◆ **What you should do**:
Count how many lines hold the string "values". Answer with that number and nothing more.

(Entries with figure data)
+++
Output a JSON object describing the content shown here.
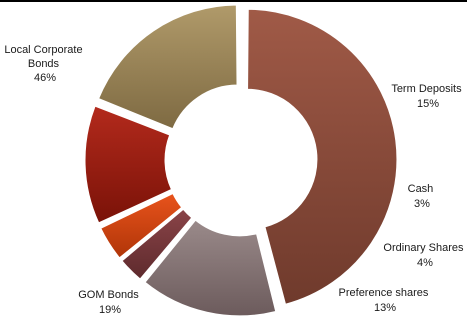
{
  "chart_data": {
    "type": "pie",
    "subtype": "donut",
    "title": "",
    "legend": "none",
    "slices": [
      {
        "name": "Local Corporate Bonds",
        "value": 46,
        "label": "46%",
        "color": "#a05a47",
        "color_dark": "#6f3a2c"
      },
      {
        "name": "Term Deposits",
        "value": 15,
        "label": "15%",
        "color": "#9a8a8a",
        "color_dark": "#6c5b5c"
      },
      {
        "name": "Cash",
        "value": 3,
        "label": "3%",
        "color": "#8a4448",
        "color_dark": "#5e2a2d"
      },
      {
        "name": "Ordinary Shares",
        "value": 4,
        "label": "4%",
        "color": "#e8531c",
        "color_dark": "#b03508"
      },
      {
        "name": "Preference shares",
        "value": 13,
        "label": "13%",
        "color": "#b32a1c",
        "color_dark": "#7a1208"
      },
      {
        "name": "GOM Bonds",
        "value": 19,
        "label": "19%",
        "color": "#b09a6a",
        "color_dark": "#7e6a42"
      }
    ]
  }
}
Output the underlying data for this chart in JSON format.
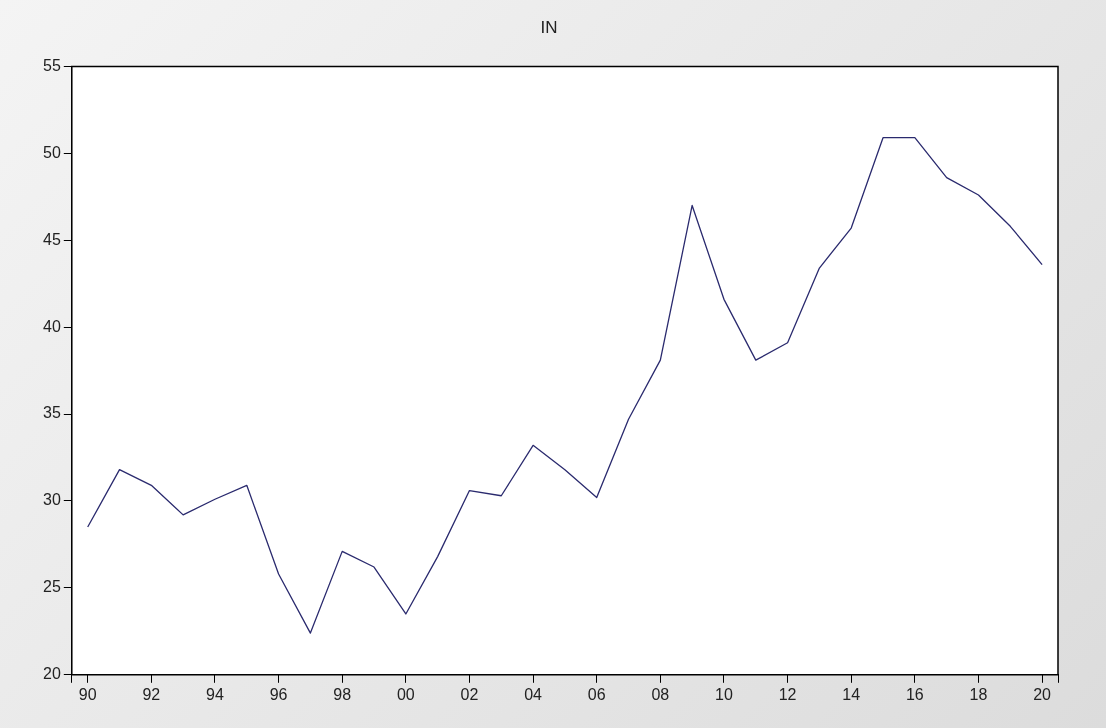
{
  "chart_data": {
    "type": "line",
    "title": "IN",
    "x": [
      1990,
      1991,
      1992,
      1993,
      1994,
      1995,
      1996,
      1997,
      1998,
      1999,
      2000,
      2001,
      2002,
      2003,
      2004,
      2005,
      2006,
      2007,
      2008,
      2009,
      2010,
      2011,
      2012,
      2013,
      2014,
      2015,
      2016,
      2017,
      2018,
      2019,
      2020
    ],
    "series": [
      {
        "color": "#2a2a6e",
        "values": [
          28.5,
          31.8,
          30.9,
          29.2,
          30.1,
          30.9,
          25.8,
          22.4,
          27.1,
          26.2,
          23.5,
          26.8,
          30.6,
          30.3,
          33.2,
          31.8,
          30.2,
          34.7,
          38.1,
          47.0,
          41.6,
          38.1,
          39.1,
          43.4,
          45.7,
          50.9,
          50.9,
          48.6,
          47.6,
          45.8,
          43.6
        ]
      }
    ],
    "xlim": [
      1989.5,
      2020.5
    ],
    "xticks": [
      {
        "value": 1989.5,
        "label": null
      },
      {
        "value": 1990,
        "label": "90"
      },
      {
        "value": 1992,
        "label": "92"
      },
      {
        "value": 1994,
        "label": "94"
      },
      {
        "value": 1996,
        "label": "96"
      },
      {
        "value": 1998,
        "label": "98"
      },
      {
        "value": 2000,
        "label": "00"
      },
      {
        "value": 2002,
        "label": "02"
      },
      {
        "value": 2004,
        "label": "04"
      },
      {
        "value": 2006,
        "label": "06"
      },
      {
        "value": 2008,
        "label": "08"
      },
      {
        "value": 2010,
        "label": "10"
      },
      {
        "value": 2012,
        "label": "12"
      },
      {
        "value": 2014,
        "label": "14"
      },
      {
        "value": 2016,
        "label": "16"
      },
      {
        "value": 2018,
        "label": "18"
      },
      {
        "value": 2020,
        "label": "20"
      },
      {
        "value": 2020.5,
        "label": null
      }
    ],
    "ylim": [
      20,
      55
    ],
    "yticks": [
      20,
      25,
      30,
      35,
      40,
      45,
      50,
      55
    ],
    "grid": false,
    "legend": false,
    "marker": "none",
    "line_style": "solid"
  }
}
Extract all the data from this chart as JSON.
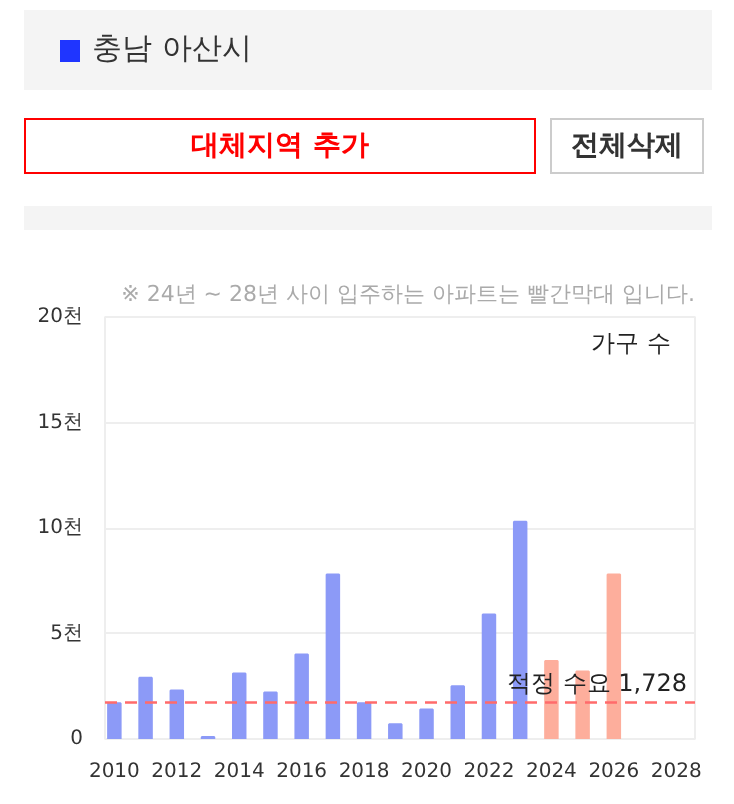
{
  "chart_data": {
    "type": "bar",
    "title": "충남 아산시",
    "subtitle": "※ 24년 ~ 28년 사이 입주하는 아파트는 빨간막대 입니다.",
    "annotations": [
      "대체지역 추가",
      "전체삭제",
      "가구 수"
    ],
    "x": [
      2010,
      2011,
      2012,
      2013,
      2014,
      2015,
      2016,
      2017,
      2018,
      2019,
      2020,
      2021,
      2022,
      2023,
      2024,
      2025,
      2026
    ],
    "values": [
      1.7,
      2.9,
      2.3,
      0.1,
      3.1,
      2.2,
      4.0,
      7.8,
      1.7,
      0.7,
      1.4,
      2.5,
      5.9,
      10.3,
      3.7,
      3.2,
      7.8
    ],
    "colors": [
      "#8c9af7",
      "#8c9af7",
      "#8c9af7",
      "#8c9af7",
      "#8c9af7",
      "#8c9af7",
      "#8c9af7",
      "#8c9af7",
      "#8c9af7",
      "#8c9af7",
      "#8c9af7",
      "#8c9af7",
      "#8c9af7",
      "#8c9af7",
      "#fdae9c",
      "#fdae9c",
      "#fdae9c"
    ],
    "xlim": [
      2009.7,
      2028.6
    ],
    "xticks": [
      2010,
      2012,
      2014,
      2016,
      2018,
      2020,
      2022,
      2024,
      2026,
      2028
    ],
    "ylim": [
      0,
      20
    ],
    "yticks": [
      0,
      {
        "value": 5,
        "label": "5천"
      },
      {
        "value": 10,
        "label": "10천"
      },
      {
        "value": 15,
        "label": "15천"
      },
      {
        "value": 20,
        "label": "20천"
      }
    ],
    "ref_lines": [
      {
        "axis": "y",
        "value": 1.728,
        "label": "적정 수요 1,728",
        "color": "#ff6b6b",
        "line_style": "dashed"
      }
    ],
    "grid": "y"
  }
}
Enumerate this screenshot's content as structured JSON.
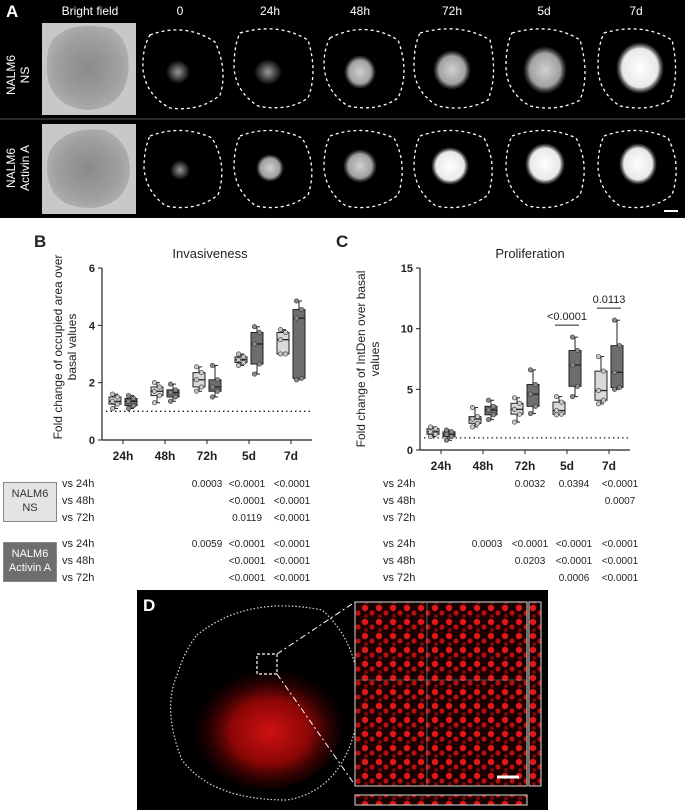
{
  "panelA": {
    "letter": "A",
    "columns": [
      "Bright field",
      "0",
      "24h",
      "48h",
      "72h",
      "5d",
      "7d"
    ],
    "rows": [
      {
        "line1": "NALM6",
        "line2": "NS"
      },
      {
        "line1": "NALM6",
        "line2": "Activin A"
      }
    ]
  },
  "panelB": {
    "letter": "B",
    "chart_data": {
      "type": "box",
      "title": "Invasiveness",
      "ylabel": "Fold change of occupied area over basal values",
      "categories": [
        "24h",
        "48h",
        "72h",
        "5d",
        "7d"
      ],
      "ylim": [
        0,
        6
      ],
      "yticks": [
        0,
        2,
        4,
        6
      ],
      "baseline": 1,
      "series": [
        {
          "name": "NALM6 NS",
          "color": "#d9d9d9",
          "boxes": [
            {
              "min": 1.1,
              "q1": 1.25,
              "median": 1.35,
              "q3": 1.5,
              "max": 1.6
            },
            {
              "min": 1.3,
              "q1": 1.55,
              "median": 1.7,
              "q3": 1.85,
              "max": 2.0
            },
            {
              "min": 1.7,
              "q1": 1.85,
              "median": 2.1,
              "q3": 2.35,
              "max": 2.55
            },
            {
              "min": 2.6,
              "q1": 2.7,
              "median": 2.8,
              "q3": 2.9,
              "max": 3.0
            },
            {
              "min": 3.0,
              "q1": 3.0,
              "median": 3.5,
              "q3": 3.75,
              "max": 3.85
            }
          ]
        },
        {
          "name": "NALM6 Activin A",
          "color": "#6e6e6e",
          "boxes": [
            {
              "min": 1.1,
              "q1": 1.2,
              "median": 1.35,
              "q3": 1.45,
              "max": 1.55
            },
            {
              "min": 1.35,
              "q1": 1.5,
              "median": 1.65,
              "q3": 1.75,
              "max": 1.95
            },
            {
              "min": 1.5,
              "q1": 1.7,
              "median": 1.85,
              "q3": 2.1,
              "max": 2.6
            },
            {
              "min": 2.3,
              "q1": 2.65,
              "median": 3.35,
              "q3": 3.75,
              "max": 3.95
            },
            {
              "min": 2.1,
              "q1": 2.15,
              "median": 4.25,
              "q3": 4.55,
              "max": 4.85
            }
          ]
        }
      ]
    }
  },
  "panelC": {
    "letter": "C",
    "chart_data": {
      "type": "box",
      "title": "Proliferation",
      "ylabel": "Fold change of IntDen over basal values",
      "categories": [
        "24h",
        "48h",
        "72h",
        "5d",
        "7d"
      ],
      "ylim": [
        0,
        15
      ],
      "yticks": [
        0,
        5,
        10,
        15
      ],
      "baseline": 1,
      "annotations": [
        {
          "category": "5d",
          "text": "<0.0001"
        },
        {
          "category": "7d",
          "text": "0.0113"
        }
      ],
      "series": [
        {
          "name": "NALM6 NS",
          "color": "#d9d9d9",
          "boxes": [
            {
              "min": 1.1,
              "q1": 1.3,
              "median": 1.5,
              "q3": 1.75,
              "max": 1.9
            },
            {
              "min": 1.9,
              "q1": 2.2,
              "median": 2.55,
              "q3": 2.75,
              "max": 3.5
            },
            {
              "min": 2.3,
              "q1": 2.95,
              "median": 3.35,
              "q3": 3.85,
              "max": 4.3
            },
            {
              "min": 2.9,
              "q1": 2.95,
              "median": 3.25,
              "q3": 3.95,
              "max": 4.4
            },
            {
              "min": 3.8,
              "q1": 4.1,
              "median": 4.9,
              "q3": 6.5,
              "max": 7.7
            }
          ]
        },
        {
          "name": "NALM6 Activin A",
          "color": "#6e6e6e",
          "boxes": [
            {
              "min": 0.8,
              "q1": 1.1,
              "median": 1.3,
              "q3": 1.5,
              "max": 1.65
            },
            {
              "min": 2.5,
              "q1": 2.9,
              "median": 3.3,
              "q3": 3.6,
              "max": 4.1
            },
            {
              "min": 3.0,
              "q1": 3.6,
              "median": 4.6,
              "q3": 5.4,
              "max": 6.6
            },
            {
              "min": 4.4,
              "q1": 5.25,
              "median": 7.0,
              "q3": 8.2,
              "max": 9.3
            },
            {
              "min": 5.0,
              "q1": 5.15,
              "median": 6.4,
              "q3": 8.6,
              "max": 10.7
            }
          ]
        }
      ]
    }
  },
  "stats": {
    "groups": [
      {
        "line1": "NALM6",
        "line2": "NS",
        "fill": "#e4e4e4",
        "text_color": "#333333",
        "rows": [
          {
            "label": "vs 24h",
            "b": [
              "",
              "",
              "0.0003",
              "<0.0001",
              "<0.0001"
            ],
            "c": [
              "",
              "",
              "0.0032",
              "0.0394",
              "<0.0001"
            ]
          },
          {
            "label": "vs 48h",
            "b": [
              "",
              "",
              "",
              "<0.0001",
              "<0.0001"
            ],
            "c": [
              "",
              "",
              "",
              "",
              "0.0007"
            ]
          },
          {
            "label": "vs 72h",
            "b": [
              "",
              "",
              "",
              "0.0119",
              "<0.0001"
            ],
            "c": [
              "",
              "",
              "",
              "",
              ""
            ]
          }
        ]
      },
      {
        "line1": "NALM6",
        "line2": "Activin A",
        "fill": "#6e6e6e",
        "text_color": "#ffffff",
        "rows": [
          {
            "label": "vs 24h",
            "b": [
              "",
              "",
              "0.0059",
              "<0.0001",
              "<0.0001"
            ],
            "c": [
              "",
              "0.0003",
              "<0.0001",
              "<0.0001",
              "<0.0001"
            ]
          },
          {
            "label": "vs 48h",
            "b": [
              "",
              "",
              "",
              "<0.0001",
              "<0.0001"
            ],
            "c": [
              "",
              "",
              "0.0203",
              "<0.0001",
              "<0.0001"
            ]
          },
          {
            "label": "vs 72h",
            "b": [
              "",
              "",
              "",
              "<0.0001",
              "<0.0001"
            ],
            "c": [
              "",
              "",
              "",
              "0.0006",
              "<0.0001"
            ]
          }
        ]
      }
    ]
  },
  "panelD": {
    "letter": "D"
  }
}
+++
◆ **Correct result**:
4